* RECORD EXCERPTS *
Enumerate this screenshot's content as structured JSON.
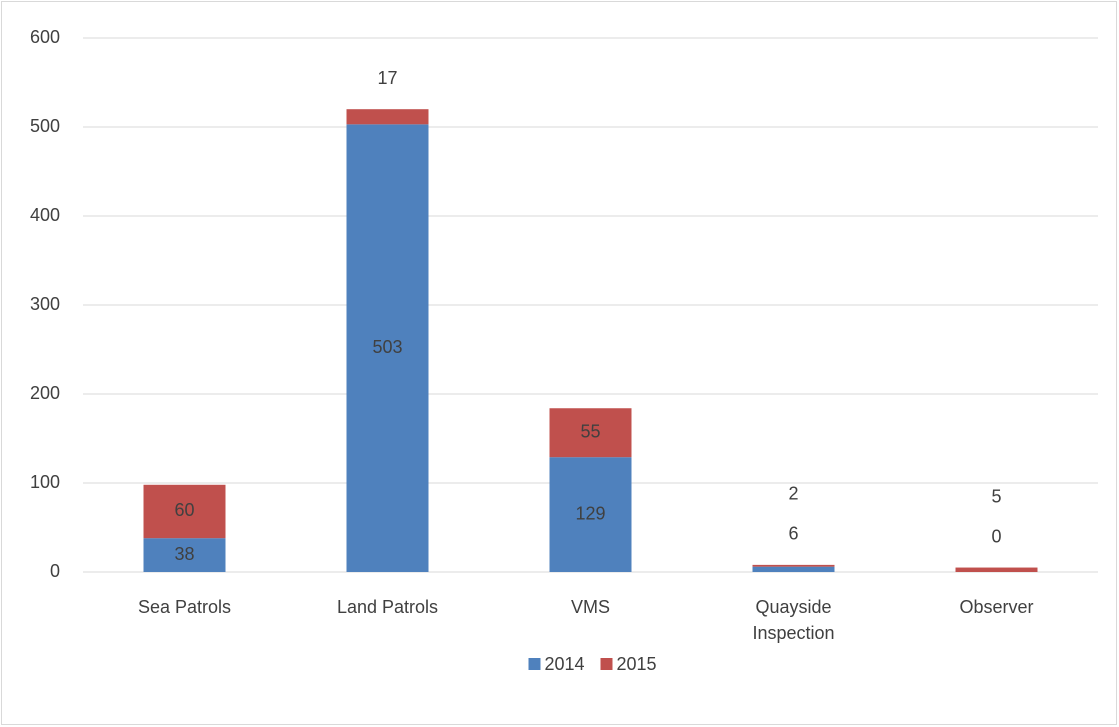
{
  "chart_data": {
    "type": "bar",
    "stacked": true,
    "categories": [
      "Sea Patrols",
      "Land Patrols",
      "VMS",
      "Quayside Inspection",
      "Observer"
    ],
    "series": [
      {
        "name": "2014",
        "color": "#4f81bd",
        "values": [
          38,
          503,
          129,
          6,
          0
        ]
      },
      {
        "name": "2015",
        "color": "#c0504d",
        "values": [
          60,
          17,
          55,
          2,
          5
        ]
      }
    ],
    "ylim": [
      0,
      600
    ],
    "yticks": [
      0,
      100,
      200,
      300,
      400,
      500,
      600
    ],
    "grid": true,
    "legend": "bottom"
  }
}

* WHAT IS REQUIRED *
Exclude the images and reproduce the remaining data exactly.

* RESPONSE BELOW *
Enumerate this screenshot's content as structured JSON.
{
  "chart_data": {
    "type": "bar",
    "stacked": true,
    "categories": [
      "Sea Patrols",
      "Land Patrols",
      "VMS",
      "Quayside Inspection",
      "Observer"
    ],
    "series": [
      {
        "name": "2014",
        "color": "#4f81bd",
        "values": [
          38,
          503,
          129,
          6,
          0
        ]
      },
      {
        "name": "2015",
        "color": "#c0504d",
        "values": [
          60,
          17,
          55,
          2,
          5
        ]
      }
    ],
    "ylim": [
      0,
      600
    ],
    "yticks": [
      0,
      100,
      200,
      300,
      400,
      500,
      600
    ],
    "grid": true,
    "legend": "bottom"
  }
}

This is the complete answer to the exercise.